(Entries taken from a collection)
start

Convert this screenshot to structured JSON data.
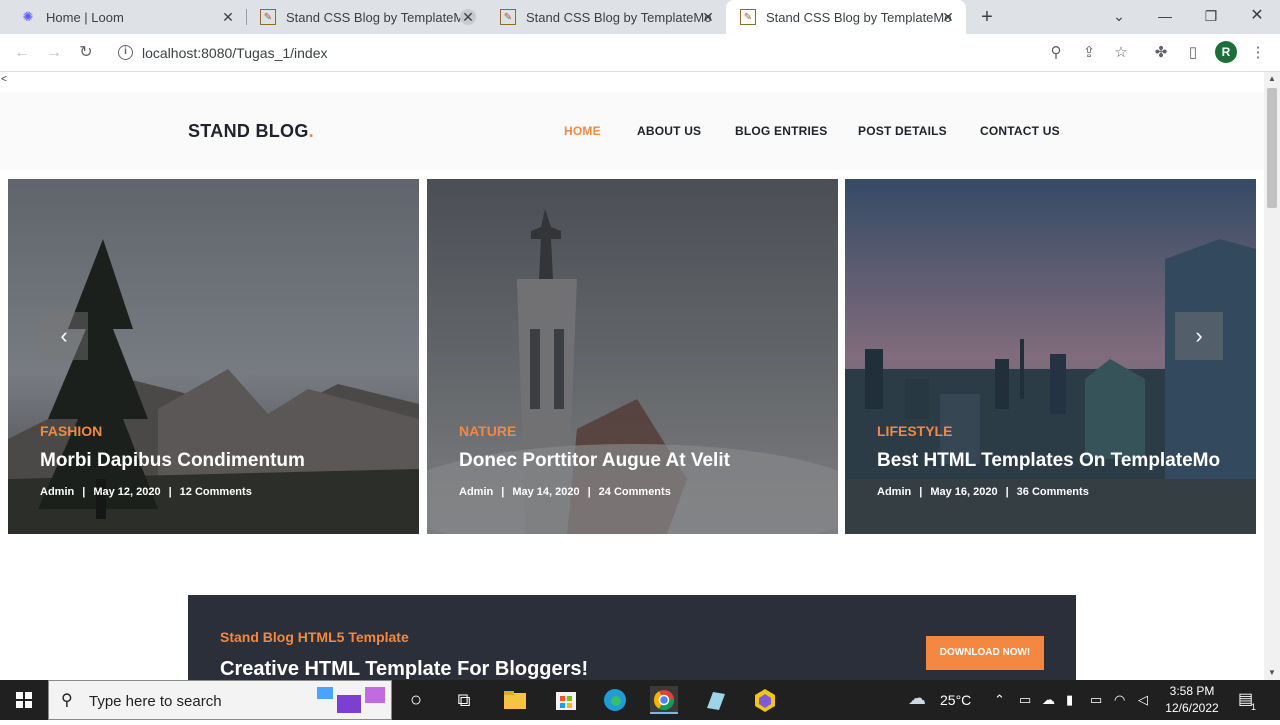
{
  "browser": {
    "tabs": [
      {
        "title": "Home | Loom",
        "active": false
      },
      {
        "title": "Stand CSS Blog by TemplateMo",
        "active": false
      },
      {
        "title": "Stand CSS Blog by TemplateMo",
        "active": false
      },
      {
        "title": "Stand CSS Blog by TemplateMo",
        "active": true
      }
    ],
    "url": "localhost:8080/Tugas_1/index",
    "profile_initial": "R"
  },
  "page": {
    "stray_char": "<",
    "brand": "STAND BLOG",
    "brand_dot": ".",
    "nav": [
      "HOME",
      "ABOUT US",
      "BLOG ENTRIES",
      "POST DETAILS",
      "CONTACT US"
    ],
    "slides": [
      {
        "category": "FASHION",
        "title": "Morbi Dapibus Condimentum",
        "author": "Admin",
        "date": "May 12, 2020",
        "comments": "12 Comments"
      },
      {
        "category": "NATURE",
        "title": "Donec Porttitor Augue At Velit",
        "author": "Admin",
        "date": "May 14, 2020",
        "comments": "24 Comments"
      },
      {
        "category": "LIFESTYLE",
        "title": "Best HTML Templates On TemplateMo",
        "author": "Admin",
        "date": "May 16, 2020",
        "comments": "36 Comments"
      }
    ],
    "separator": "|",
    "prev_arrow": "‹",
    "next_arrow": "›",
    "cta": {
      "subtitle": "Stand Blog HTML5 Template",
      "title": "Creative HTML Template For Bloggers!",
      "button": "DOWNLOAD NOW!"
    }
  },
  "taskbar": {
    "search_placeholder": "Type here to search",
    "temperature": "25°C",
    "time": "3:58 PM",
    "date": "12/6/2022",
    "notification_count": "1"
  },
  "colors": {
    "accent": "#f48840",
    "dark": "#20232e",
    "cta_bg": "#2b2f39"
  }
}
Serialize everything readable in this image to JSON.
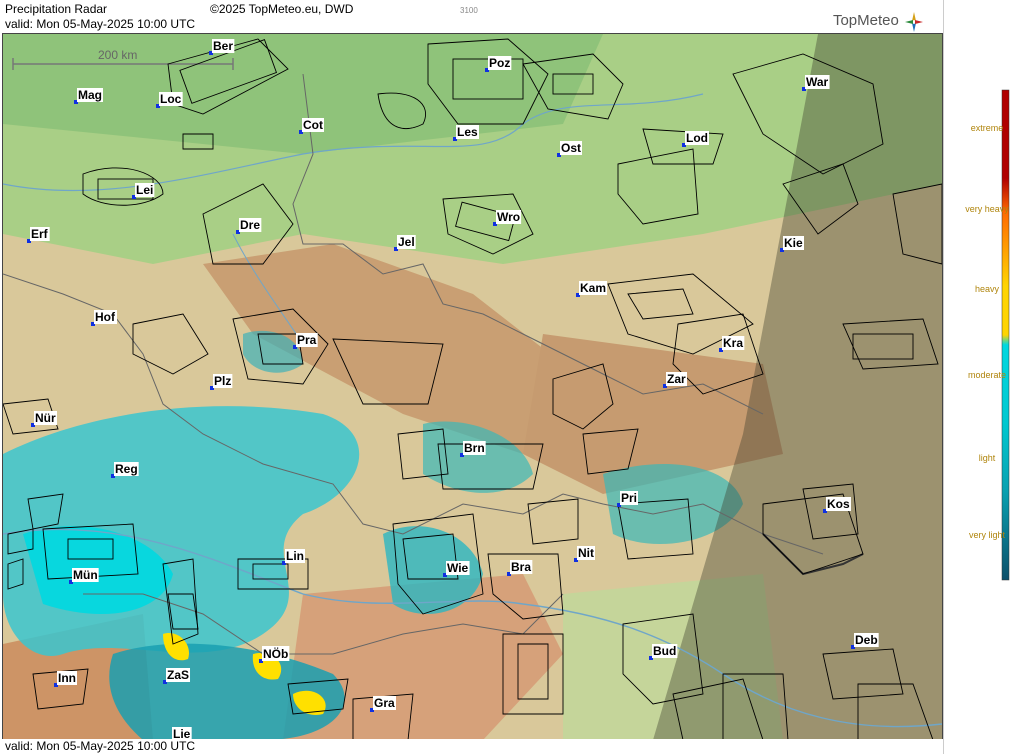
{
  "header": {
    "title": "Precipitation Radar",
    "copyright": "©2025 TopMeteo.eu, DWD",
    "valid": "valid:  Mon  05-May-2025 10:00 UTC",
    "code": "3100",
    "brand": "TopMeteo"
  },
  "footer": {
    "valid": "valid:  Mon  05-May-2025 10:00 UTC"
  },
  "scale_bar": {
    "label": "200 km"
  },
  "legend": {
    "items": [
      {
        "label": "extreme",
        "color": "#b00000"
      },
      {
        "label": "very heavy",
        "color": "#ff6a00"
      },
      {
        "label": "heavy",
        "color": "#ffd400"
      },
      {
        "label": "moderate",
        "color": "#00d8e0"
      },
      {
        "label": "light",
        "color": "#0aa0b0"
      },
      {
        "label": "very light",
        "color": "#0c4f6a"
      }
    ]
  },
  "cities": [
    {
      "name": "Ber"
    },
    {
      "name": "Mag"
    },
    {
      "name": "Loc"
    },
    {
      "name": "Cot"
    },
    {
      "name": "Poz"
    },
    {
      "name": "Les"
    },
    {
      "name": "Ost"
    },
    {
      "name": "War"
    },
    {
      "name": "Lod"
    },
    {
      "name": "Lei"
    },
    {
      "name": "Dre"
    },
    {
      "name": "Wro"
    },
    {
      "name": "Erf"
    },
    {
      "name": "Jel"
    },
    {
      "name": "Kie"
    },
    {
      "name": "Kam"
    },
    {
      "name": "Hof"
    },
    {
      "name": "Pra"
    },
    {
      "name": "Kra"
    },
    {
      "name": "Plz"
    },
    {
      "name": "Zar"
    },
    {
      "name": "Nür"
    },
    {
      "name": "Brn"
    },
    {
      "name": "Reg"
    },
    {
      "name": "Pri"
    },
    {
      "name": "Kos"
    },
    {
      "name": "Lin"
    },
    {
      "name": "Nit"
    },
    {
      "name": "Wie"
    },
    {
      "name": "Bra"
    },
    {
      "name": "Mün"
    },
    {
      "name": "Bud"
    },
    {
      "name": "Deb"
    },
    {
      "name": "NÖb"
    },
    {
      "name": "Inn"
    },
    {
      "name": "ZaS"
    },
    {
      "name": "Gra"
    },
    {
      "name": "Lie"
    }
  ]
}
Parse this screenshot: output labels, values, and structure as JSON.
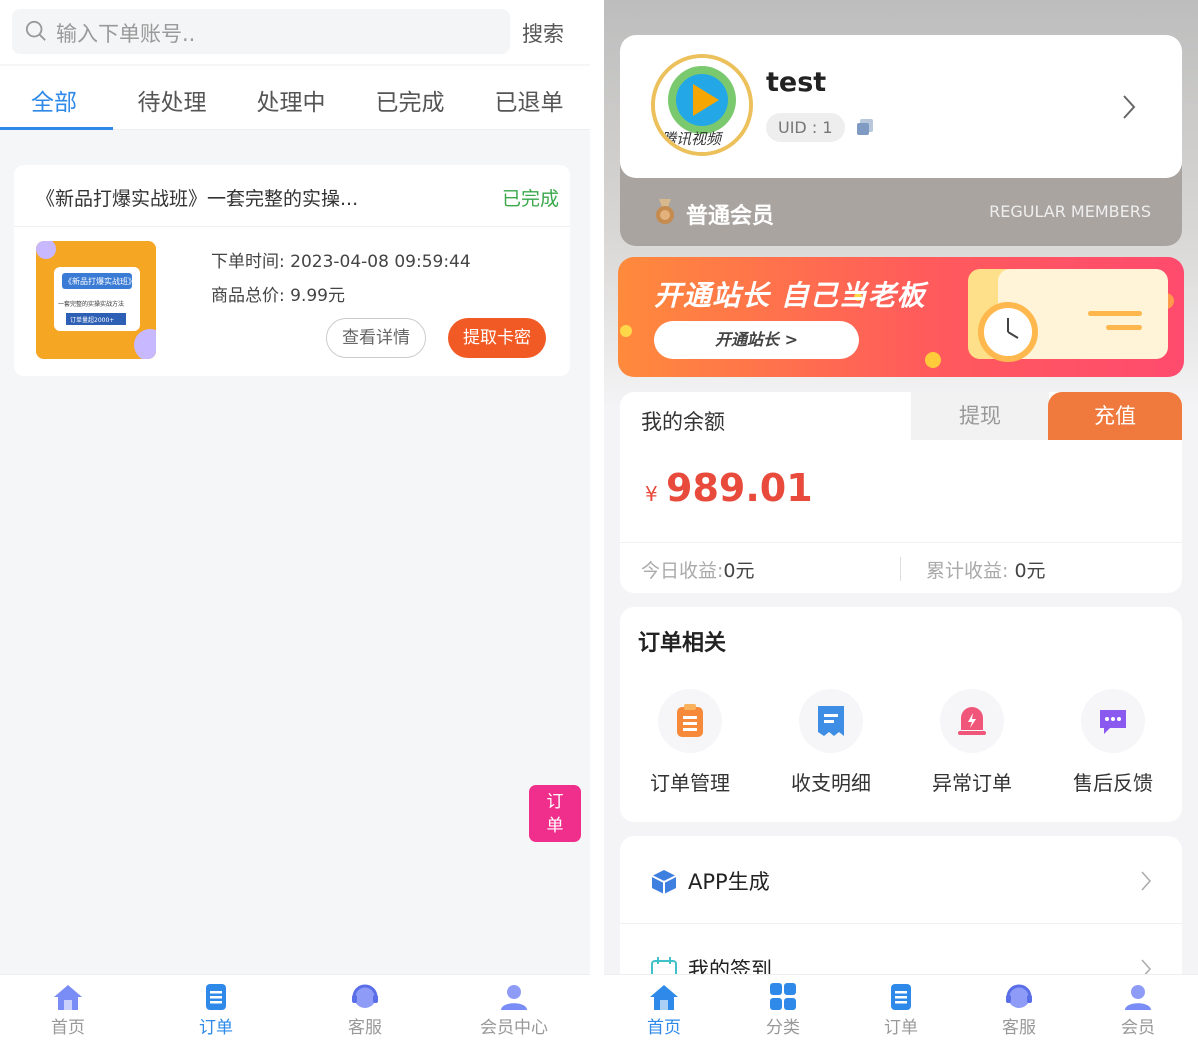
{
  "left": {
    "search": {
      "placeholder": "输入下单账号..",
      "button": "搜索"
    },
    "tabs": [
      {
        "label": "全部",
        "active": true
      },
      {
        "label": "待处理",
        "active": false
      },
      {
        "label": "处理中",
        "active": false
      },
      {
        "label": "已完成",
        "active": false
      },
      {
        "label": "已退单",
        "active": false
      }
    ],
    "order": {
      "title": "《新品打爆实战班》一套完整的实操...",
      "status": "已完成",
      "time_label": "下单时间:",
      "time_value": "2023-04-08 09:59:44",
      "price_label": "商品总价:",
      "price_value": "9.99元",
      "detail_button": "查看详情",
      "card_button": "提取卡密",
      "thumb_title": "《新品打爆实战班》",
      "thumb_sub": "一套完整的实操实战方法",
      "thumb_badge": "订单量超2000+"
    },
    "float_button": "订单",
    "nav": [
      {
        "label": "首页",
        "icon": "home-icon",
        "active": false
      },
      {
        "label": "订单",
        "icon": "order-icon",
        "active": true
      },
      {
        "label": "客服",
        "icon": "service-icon",
        "active": false
      },
      {
        "label": "会员中心",
        "icon": "member-icon",
        "active": false
      }
    ],
    "colors": {
      "accent": "#2e89e8",
      "done": "#3aa84b",
      "primary_button": "#f15a24",
      "float": "#f02e8c"
    }
  },
  "right": {
    "user": {
      "name": "test",
      "uid": "UID : 1",
      "avatar_text": "腾讯视频"
    },
    "member": {
      "level": "普通会员",
      "level_en": "REGULAR MEMBERS"
    },
    "banner": {
      "title": "开通站长 自己当老板",
      "button": "开通站长 >"
    },
    "balance": {
      "label": "我的余额",
      "withdraw": "提现",
      "recharge": "充值",
      "currency": "¥",
      "amount": "989.01",
      "today_label": "今日收益:",
      "today_value": "0元",
      "total_label": "累计收益:",
      "total_value": "0元"
    },
    "orders": {
      "title": "订单相关",
      "items": [
        {
          "label": "订单管理",
          "icon": "order-manage-icon"
        },
        {
          "label": "收支明细",
          "icon": "bill-icon"
        },
        {
          "label": "异常订单",
          "icon": "alert-icon"
        },
        {
          "label": "售后反馈",
          "icon": "feedback-icon"
        }
      ]
    },
    "menu": [
      {
        "label": "APP生成",
        "icon": "cube-icon"
      },
      {
        "label": "我的签到",
        "icon": "calendar-icon"
      }
    ],
    "nav": [
      {
        "label": "首页",
        "icon": "home-icon",
        "active": true
      },
      {
        "label": "分类",
        "icon": "grid-icon",
        "active": false
      },
      {
        "label": "订单",
        "icon": "order-icon",
        "active": false
      },
      {
        "label": "客服",
        "icon": "service-icon",
        "active": false
      },
      {
        "label": "会员",
        "icon": "member-icon",
        "active": false
      }
    ],
    "colors": {
      "amount": "#e84a3c",
      "recharge": "#f07a3d",
      "accent": "#2e89e8"
    }
  }
}
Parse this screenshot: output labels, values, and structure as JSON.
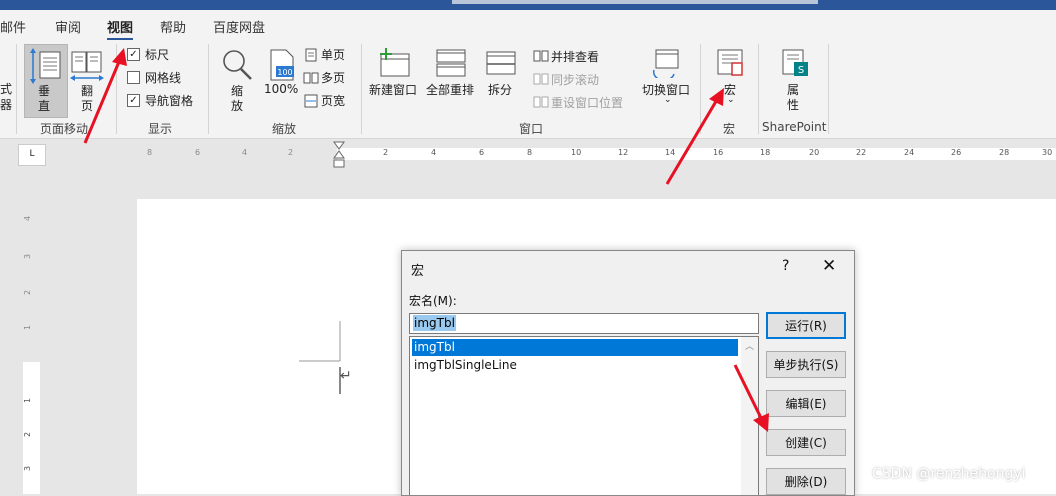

end

• EXERCISE DESCRIPTION: Without the pictures, repeat all the records word for word.

• RESULT FOR THIS TASK:
Convert this screenshot to structured JSON data.
{
  "browser": {
    "tabs": [
      {
        "title": "Home | Loom",
        "active": false
      },
      {
        "title": "Stand CSS Blog by TemplateMo",
        "active": false
      },
      {
        "title": "Stand CSS Blog by TemplateMo",
        "active": false
      },
      {
        "title": "Stand CSS Blog by TemplateMo",
        "active": true
      }
    ],
    "url": "localhost:8080/Tugas_1/index",
    "profile_initial": "R"
  },
  "page": {
    "stray_char": "<",
    "brand": "STAND BLOG",
    "brand_dot": ".",
    "nav": [
      "HOME",
      "ABOUT US",
      "BLOG ENTRIES",
      "POST DETAILS",
      "CONTACT US"
    ],
    "slides": [
      {
        "category": "FASHION",
        "title": "Morbi Dapibus Condimentum",
        "author": "Admin",
        "date": "May 12, 2020",
        "comments": "12 Comments"
      },
      {
        "category": "NATURE",
        "title": "Donec Porttitor Augue At Velit",
        "author": "Admin",
        "date": "May 14, 2020",
        "comments": "24 Comments"
      },
      {
        "category": "LIFESTYLE",
        "title": "Best HTML Templates On TemplateMo",
        "author": "Admin",
        "date": "May 16, 2020",
        "comments": "36 Comments"
      }
    ],
    "separator": "|",
    "prev_arrow": "‹",
    "next_arrow": "›",
    "cta": {
      "subtitle": "Stand Blog HTML5 Template",
      "title": "Creative HTML Template For Bloggers!",
      "button": "DOWNLOAD NOW!"
    }
  },
  "taskbar": {
    "search_placeholder": "Type here to search",
    "temperature": "25°C",
    "time": "3:58 PM",
    "date": "12/6/2022",
    "notification_count": "1"
  },
  "colors": {
    "accent": "#f48840",
    "dark": "#20232e",
    "cta_bg": "#2b2f39"
  }
}
Serialize everything readable in this image to JSON.
{
  "header": {
    "title": "Precipitation Radar",
    "copyright": "©2025 TopMeteo.eu, DWD",
    "valid": "valid:  Mon  05-May-2025 10:00 UTC",
    "code": "3100",
    "brand": "TopMeteo"
  },
  "footer": {
    "valid": "valid:  Mon  05-May-2025 10:00 UTC"
  },
  "scale_bar": {
    "label": "200 km"
  },
  "legend": {
    "items": [
      {
        "label": "extreme",
        "color": "#b00000"
      },
      {
        "label": "very heavy",
        "color": "#ff6a00"
      },
      {
        "label": "heavy",
        "color": "#ffd400"
      },
      {
        "label": "moderate",
        "color": "#00d8e0"
      },
      {
        "label": "light",
        "color": "#0aa0b0"
      },
      {
        "label": "very light",
        "color": "#0c4f6a"
      }
    ]
  },
  "cities": [
    {
      "name": "Ber"
    },
    {
      "name": "Mag"
    },
    {
      "name": "Loc"
    },
    {
      "name": "Cot"
    },
    {
      "name": "Poz"
    },
    {
      "name": "Les"
    },
    {
      "name": "Ost"
    },
    {
      "name": "War"
    },
    {
      "name": "Lod"
    },
    {
      "name": "Lei"
    },
    {
      "name": "Dre"
    },
    {
      "name": "Wro"
    },
    {
      "name": "Erf"
    },
    {
      "name": "Jel"
    },
    {
      "name": "Kie"
    },
    {
      "name": "Kam"
    },
    {
      "name": "Hof"
    },
    {
      "name": "Pra"
    },
    {
      "name": "Kra"
    },
    {
      "name": "Plz"
    },
    {
      "name": "Zar"
    },
    {
      "name": "Nür"
    },
    {
      "name": "Brn"
    },
    {
      "name": "Reg"
    },
    {
      "name": "Pri"
    },
    {
      "name": "Kos"
    },
    {
      "name": "Lin"
    },
    {
      "name": "Nit"
    },
    {
      "name": "Wie"
    },
    {
      "name": "Bra"
    },
    {
      "name": "Mün"
    },
    {
      "name": "Bud"
    },
    {
      "name": "Deb"
    },
    {
      "name": "NÖb"
    },
    {
      "name": "Inn"
    },
    {
      "name": "ZaS"
    },
    {
      "name": "Gra"
    },
    {
      "name": "Lie"
    }
  ]
}
Parse this screenshot: output labels, values, and structure as JSON.
{
  "left": {
    "search": {
      "placeholder": "输入下单账号..",
      "button": "搜索"
    },
    "tabs": [
      {
        "label": "全部",
        "active": true
      },
      {
        "label": "待处理",
        "active": false
      },
      {
        "label": "处理中",
        "active": false
      },
      {
        "label": "已完成",
        "active": false
      },
      {
        "label": "已退单",
        "active": false
      }
    ],
    "order": {
      "title": "《新品打爆实战班》一套完整的实操...",
      "status": "已完成",
      "time_label": "下单时间:",
      "time_value": "2023-04-08 09:59:44",
      "price_label": "商品总价:",
      "price_value": "9.99元",
      "detail_button": "查看详情",
      "card_button": "提取卡密",
      "thumb_title": "《新品打爆实战班》",
      "thumb_sub": "一套完整的实操实战方法",
      "thumb_badge": "订单量超2000+"
    },
    "float_button": "订单",
    "nav": [
      {
        "label": "首页",
        "icon": "home-icon",
        "active": false
      },
      {
        "label": "订单",
        "icon": "order-icon",
        "active": true
      },
      {
        "label": "客服",
        "icon": "service-icon",
        "active": false
      },
      {
        "label": "会员中心",
        "icon": "member-icon",
        "active": false
      }
    ],
    "colors": {
      "accent": "#2e89e8",
      "done": "#3aa84b",
      "primary_button": "#f15a24",
      "float": "#f02e8c"
    }
  },
  "right": {
    "user": {
      "name": "test",
      "uid": "UID : 1",
      "avatar_text": "腾讯视频"
    },
    "member": {
      "level": "普通会员",
      "level_en": "REGULAR MEMBERS"
    },
    "banner": {
      "title": "开通站长 自己当老板",
      "button": "开通站长 >"
    },
    "balance": {
      "label": "我的余额",
      "withdraw": "提现",
      "recharge": "充值",
      "currency": "¥",
      "amount": "989.01",
      "today_label": "今日收益:",
      "today_value": "0元",
      "total_label": "累计收益:",
      "total_value": "0元"
    },
    "orders": {
      "title": "订单相关",
      "items": [
        {
          "label": "订单管理",
          "icon": "order-manage-icon"
        },
        {
          "label": "收支明细",
          "icon": "bill-icon"
        },
        {
          "label": "异常订单",
          "icon": "alert-icon"
        },
        {
          "label": "售后反馈",
          "icon": "feedback-icon"
        }
      ]
    },
    "menu": [
      {
        "label": "APP生成",
        "icon": "cube-icon"
      },
      {
        "label": "我的签到",
        "icon": "calendar-icon"
      }
    ],
    "nav": [
      {
        "label": "首页",
        "icon": "home-icon",
        "active": true
      },
      {
        "label": "分类",
        "icon": "grid-icon",
        "active": false
      },
      {
        "label": "订单",
        "icon": "order-icon",
        "active": false
      },
      {
        "label": "客服",
        "icon": "service-icon",
        "active": false
      },
      {
        "label": "会员",
        "icon": "member-icon",
        "active": false
      }
    ],
    "colors": {
      "amount": "#e84a3c",
      "recharge": "#f07a3d",
      "accent": "#2e89e8"
    }
  }
}
Parse this screenshot: output labels, values, and structure as JSON.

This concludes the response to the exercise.